Show every line containing "futures" by copying it.

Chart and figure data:
[start]

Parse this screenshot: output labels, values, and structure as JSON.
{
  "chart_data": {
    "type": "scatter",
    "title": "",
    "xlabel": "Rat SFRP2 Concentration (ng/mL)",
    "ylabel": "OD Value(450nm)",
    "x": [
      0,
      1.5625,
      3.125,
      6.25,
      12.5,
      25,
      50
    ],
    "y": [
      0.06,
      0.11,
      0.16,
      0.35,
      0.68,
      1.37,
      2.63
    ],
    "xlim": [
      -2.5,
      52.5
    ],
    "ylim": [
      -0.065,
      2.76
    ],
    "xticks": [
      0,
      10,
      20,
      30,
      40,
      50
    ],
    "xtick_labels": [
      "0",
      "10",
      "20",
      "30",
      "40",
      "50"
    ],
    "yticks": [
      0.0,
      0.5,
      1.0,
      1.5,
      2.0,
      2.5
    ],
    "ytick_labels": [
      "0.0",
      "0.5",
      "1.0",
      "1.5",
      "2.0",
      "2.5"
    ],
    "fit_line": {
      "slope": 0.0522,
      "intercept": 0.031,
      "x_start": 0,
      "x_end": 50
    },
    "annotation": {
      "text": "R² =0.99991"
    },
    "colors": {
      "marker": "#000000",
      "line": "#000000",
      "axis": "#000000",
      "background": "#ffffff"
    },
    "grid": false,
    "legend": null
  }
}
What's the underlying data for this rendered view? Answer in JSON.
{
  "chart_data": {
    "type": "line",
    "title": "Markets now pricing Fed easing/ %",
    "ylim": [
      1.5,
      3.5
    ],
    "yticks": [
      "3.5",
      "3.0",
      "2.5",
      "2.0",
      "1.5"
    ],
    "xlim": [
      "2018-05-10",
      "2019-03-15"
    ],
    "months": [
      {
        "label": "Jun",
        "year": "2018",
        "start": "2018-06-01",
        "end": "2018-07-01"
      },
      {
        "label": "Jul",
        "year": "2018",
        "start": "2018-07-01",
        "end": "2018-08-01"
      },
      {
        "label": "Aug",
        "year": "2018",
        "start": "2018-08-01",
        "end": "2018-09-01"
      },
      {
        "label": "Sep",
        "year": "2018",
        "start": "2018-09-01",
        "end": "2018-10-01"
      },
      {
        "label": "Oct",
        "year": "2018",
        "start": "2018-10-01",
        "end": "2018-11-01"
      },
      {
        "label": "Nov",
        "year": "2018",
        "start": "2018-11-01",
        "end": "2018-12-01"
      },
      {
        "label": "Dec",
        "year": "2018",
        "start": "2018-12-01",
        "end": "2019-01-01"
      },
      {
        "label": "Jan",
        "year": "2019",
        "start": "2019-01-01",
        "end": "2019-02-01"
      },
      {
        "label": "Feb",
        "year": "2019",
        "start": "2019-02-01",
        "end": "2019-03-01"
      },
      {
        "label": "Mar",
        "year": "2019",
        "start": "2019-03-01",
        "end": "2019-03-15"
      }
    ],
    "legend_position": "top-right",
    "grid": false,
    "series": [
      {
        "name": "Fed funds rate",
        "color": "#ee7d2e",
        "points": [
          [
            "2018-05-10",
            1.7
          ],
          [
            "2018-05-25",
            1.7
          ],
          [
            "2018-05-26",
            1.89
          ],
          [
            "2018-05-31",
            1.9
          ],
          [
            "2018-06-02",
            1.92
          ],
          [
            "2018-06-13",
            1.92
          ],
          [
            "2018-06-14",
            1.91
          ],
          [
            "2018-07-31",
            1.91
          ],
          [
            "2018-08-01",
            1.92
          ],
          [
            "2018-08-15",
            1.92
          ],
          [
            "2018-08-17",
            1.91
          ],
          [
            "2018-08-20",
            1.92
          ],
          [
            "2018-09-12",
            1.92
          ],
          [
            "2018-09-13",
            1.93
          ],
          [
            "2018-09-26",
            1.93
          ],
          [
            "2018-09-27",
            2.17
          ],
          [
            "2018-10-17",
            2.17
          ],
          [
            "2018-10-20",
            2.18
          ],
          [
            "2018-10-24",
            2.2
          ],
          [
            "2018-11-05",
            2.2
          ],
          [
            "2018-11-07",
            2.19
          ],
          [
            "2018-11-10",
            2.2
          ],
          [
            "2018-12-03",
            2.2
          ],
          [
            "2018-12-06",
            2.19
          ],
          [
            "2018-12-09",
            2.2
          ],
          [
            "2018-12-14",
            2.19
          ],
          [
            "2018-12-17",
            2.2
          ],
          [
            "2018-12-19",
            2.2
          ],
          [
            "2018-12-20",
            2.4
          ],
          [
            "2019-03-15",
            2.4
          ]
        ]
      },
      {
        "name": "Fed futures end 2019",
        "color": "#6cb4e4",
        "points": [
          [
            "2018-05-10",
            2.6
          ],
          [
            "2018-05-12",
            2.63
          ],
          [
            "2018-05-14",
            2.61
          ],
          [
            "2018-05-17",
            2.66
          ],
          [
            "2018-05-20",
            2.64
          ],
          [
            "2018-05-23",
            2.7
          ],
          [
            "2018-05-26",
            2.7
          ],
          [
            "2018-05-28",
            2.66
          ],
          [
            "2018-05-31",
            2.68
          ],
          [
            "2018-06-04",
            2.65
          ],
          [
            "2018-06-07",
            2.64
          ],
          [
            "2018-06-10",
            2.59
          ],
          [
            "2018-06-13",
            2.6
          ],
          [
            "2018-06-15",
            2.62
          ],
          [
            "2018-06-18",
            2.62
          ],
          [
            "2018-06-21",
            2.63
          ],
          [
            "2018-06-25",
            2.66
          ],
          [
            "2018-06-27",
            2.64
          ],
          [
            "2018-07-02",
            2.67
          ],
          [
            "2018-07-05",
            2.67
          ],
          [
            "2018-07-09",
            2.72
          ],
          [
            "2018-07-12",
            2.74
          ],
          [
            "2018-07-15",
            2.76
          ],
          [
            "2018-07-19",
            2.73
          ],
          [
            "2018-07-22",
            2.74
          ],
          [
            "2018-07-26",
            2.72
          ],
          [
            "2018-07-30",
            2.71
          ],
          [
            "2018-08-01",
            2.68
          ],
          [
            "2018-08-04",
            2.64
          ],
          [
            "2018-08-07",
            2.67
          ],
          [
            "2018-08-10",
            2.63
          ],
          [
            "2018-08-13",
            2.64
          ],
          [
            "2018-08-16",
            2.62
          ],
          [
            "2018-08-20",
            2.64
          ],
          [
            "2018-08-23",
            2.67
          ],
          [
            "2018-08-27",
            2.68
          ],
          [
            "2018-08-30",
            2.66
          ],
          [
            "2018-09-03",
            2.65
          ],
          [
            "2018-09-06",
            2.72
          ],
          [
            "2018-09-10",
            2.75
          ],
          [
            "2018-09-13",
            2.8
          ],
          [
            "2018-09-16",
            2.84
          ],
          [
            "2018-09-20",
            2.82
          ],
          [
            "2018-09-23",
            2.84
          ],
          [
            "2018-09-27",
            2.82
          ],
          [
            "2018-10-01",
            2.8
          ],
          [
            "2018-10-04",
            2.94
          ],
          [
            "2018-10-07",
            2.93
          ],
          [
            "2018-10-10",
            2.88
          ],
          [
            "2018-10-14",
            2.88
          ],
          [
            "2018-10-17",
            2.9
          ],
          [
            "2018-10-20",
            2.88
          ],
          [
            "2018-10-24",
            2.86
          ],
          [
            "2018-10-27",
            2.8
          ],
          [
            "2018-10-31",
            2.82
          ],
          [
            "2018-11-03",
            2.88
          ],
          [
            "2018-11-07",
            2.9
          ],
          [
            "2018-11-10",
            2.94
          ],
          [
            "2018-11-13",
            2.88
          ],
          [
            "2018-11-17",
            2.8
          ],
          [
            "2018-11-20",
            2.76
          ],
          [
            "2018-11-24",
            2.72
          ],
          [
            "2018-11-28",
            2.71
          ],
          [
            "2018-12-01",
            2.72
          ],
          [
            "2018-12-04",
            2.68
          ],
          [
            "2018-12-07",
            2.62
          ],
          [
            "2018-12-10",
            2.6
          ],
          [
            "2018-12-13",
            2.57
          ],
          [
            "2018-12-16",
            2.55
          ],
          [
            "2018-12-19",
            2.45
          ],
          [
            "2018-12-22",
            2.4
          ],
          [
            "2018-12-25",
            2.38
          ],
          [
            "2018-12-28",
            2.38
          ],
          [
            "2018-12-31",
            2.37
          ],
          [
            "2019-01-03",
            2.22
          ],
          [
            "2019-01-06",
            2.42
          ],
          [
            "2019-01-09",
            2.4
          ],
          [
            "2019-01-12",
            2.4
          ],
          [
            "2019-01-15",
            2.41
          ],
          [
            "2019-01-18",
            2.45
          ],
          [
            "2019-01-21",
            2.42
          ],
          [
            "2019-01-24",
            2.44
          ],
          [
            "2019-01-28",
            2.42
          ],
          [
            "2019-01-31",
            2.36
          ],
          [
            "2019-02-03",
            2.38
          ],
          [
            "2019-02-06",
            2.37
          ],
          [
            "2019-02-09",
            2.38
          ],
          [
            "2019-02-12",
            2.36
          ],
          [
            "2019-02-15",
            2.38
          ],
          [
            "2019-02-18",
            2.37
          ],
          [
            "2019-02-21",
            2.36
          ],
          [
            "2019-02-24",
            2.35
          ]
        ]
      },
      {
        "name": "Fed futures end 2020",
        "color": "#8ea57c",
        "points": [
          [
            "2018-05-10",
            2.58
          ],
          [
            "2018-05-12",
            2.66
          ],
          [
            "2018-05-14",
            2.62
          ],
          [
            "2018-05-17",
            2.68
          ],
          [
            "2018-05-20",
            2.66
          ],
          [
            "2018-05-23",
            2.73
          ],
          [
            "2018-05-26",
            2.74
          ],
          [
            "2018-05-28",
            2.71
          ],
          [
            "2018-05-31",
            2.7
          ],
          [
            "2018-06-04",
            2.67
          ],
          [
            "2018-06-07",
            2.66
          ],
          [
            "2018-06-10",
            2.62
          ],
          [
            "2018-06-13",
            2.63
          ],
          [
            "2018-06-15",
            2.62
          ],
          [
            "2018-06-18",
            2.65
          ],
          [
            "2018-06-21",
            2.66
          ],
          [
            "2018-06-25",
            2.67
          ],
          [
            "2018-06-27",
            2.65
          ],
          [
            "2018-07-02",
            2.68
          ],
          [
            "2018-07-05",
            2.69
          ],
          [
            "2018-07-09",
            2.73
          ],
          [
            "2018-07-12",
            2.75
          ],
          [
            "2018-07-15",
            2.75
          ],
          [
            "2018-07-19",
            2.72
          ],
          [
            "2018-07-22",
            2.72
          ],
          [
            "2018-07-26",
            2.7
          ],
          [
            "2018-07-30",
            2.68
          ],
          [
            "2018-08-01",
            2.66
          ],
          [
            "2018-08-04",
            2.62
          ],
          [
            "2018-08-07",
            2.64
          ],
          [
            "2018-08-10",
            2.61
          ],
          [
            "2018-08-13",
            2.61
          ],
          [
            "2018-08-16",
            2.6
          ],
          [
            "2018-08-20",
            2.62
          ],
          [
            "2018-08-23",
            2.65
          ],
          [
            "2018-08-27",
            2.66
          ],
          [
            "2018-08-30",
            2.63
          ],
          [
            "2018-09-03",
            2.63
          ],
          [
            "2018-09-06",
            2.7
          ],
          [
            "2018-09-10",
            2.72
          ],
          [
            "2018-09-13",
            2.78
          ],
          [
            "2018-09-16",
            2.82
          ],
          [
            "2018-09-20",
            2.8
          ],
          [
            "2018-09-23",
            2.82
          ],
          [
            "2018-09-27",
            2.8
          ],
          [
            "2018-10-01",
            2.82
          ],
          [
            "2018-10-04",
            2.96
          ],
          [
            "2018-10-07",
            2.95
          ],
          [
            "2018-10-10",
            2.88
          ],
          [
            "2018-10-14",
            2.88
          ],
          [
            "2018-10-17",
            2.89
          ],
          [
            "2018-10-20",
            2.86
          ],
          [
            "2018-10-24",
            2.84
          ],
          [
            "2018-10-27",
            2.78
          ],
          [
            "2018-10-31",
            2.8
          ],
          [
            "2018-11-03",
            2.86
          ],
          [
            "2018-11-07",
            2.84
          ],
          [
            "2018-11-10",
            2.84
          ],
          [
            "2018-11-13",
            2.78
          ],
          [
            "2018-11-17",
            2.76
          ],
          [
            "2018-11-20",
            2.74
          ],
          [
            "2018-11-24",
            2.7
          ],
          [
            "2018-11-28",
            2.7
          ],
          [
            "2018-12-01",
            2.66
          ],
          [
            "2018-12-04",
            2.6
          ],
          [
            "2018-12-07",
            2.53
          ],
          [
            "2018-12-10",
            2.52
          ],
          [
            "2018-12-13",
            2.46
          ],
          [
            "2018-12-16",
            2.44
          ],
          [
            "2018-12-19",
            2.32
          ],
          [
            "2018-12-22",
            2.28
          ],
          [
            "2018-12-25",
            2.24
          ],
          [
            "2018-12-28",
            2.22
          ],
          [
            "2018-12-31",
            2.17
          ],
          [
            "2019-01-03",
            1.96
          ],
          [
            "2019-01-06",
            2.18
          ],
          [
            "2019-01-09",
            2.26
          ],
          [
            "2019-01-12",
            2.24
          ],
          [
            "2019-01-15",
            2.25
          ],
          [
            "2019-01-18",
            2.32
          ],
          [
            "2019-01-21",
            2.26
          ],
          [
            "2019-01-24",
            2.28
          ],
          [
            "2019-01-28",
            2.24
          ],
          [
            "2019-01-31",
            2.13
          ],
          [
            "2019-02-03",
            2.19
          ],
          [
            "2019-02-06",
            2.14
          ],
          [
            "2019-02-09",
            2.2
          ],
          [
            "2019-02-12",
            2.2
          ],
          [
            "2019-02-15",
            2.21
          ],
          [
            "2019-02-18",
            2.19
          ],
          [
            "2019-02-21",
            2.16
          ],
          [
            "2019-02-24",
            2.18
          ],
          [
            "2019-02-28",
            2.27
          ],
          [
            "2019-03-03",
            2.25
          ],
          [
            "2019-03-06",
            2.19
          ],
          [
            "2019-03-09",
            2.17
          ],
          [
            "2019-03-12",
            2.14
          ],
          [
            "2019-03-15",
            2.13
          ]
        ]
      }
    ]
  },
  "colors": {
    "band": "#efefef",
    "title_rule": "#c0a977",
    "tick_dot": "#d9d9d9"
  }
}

[end]

▶ RESULT
        "name": "Fed futures end 2019",
        "name": "Fed futures end 2020",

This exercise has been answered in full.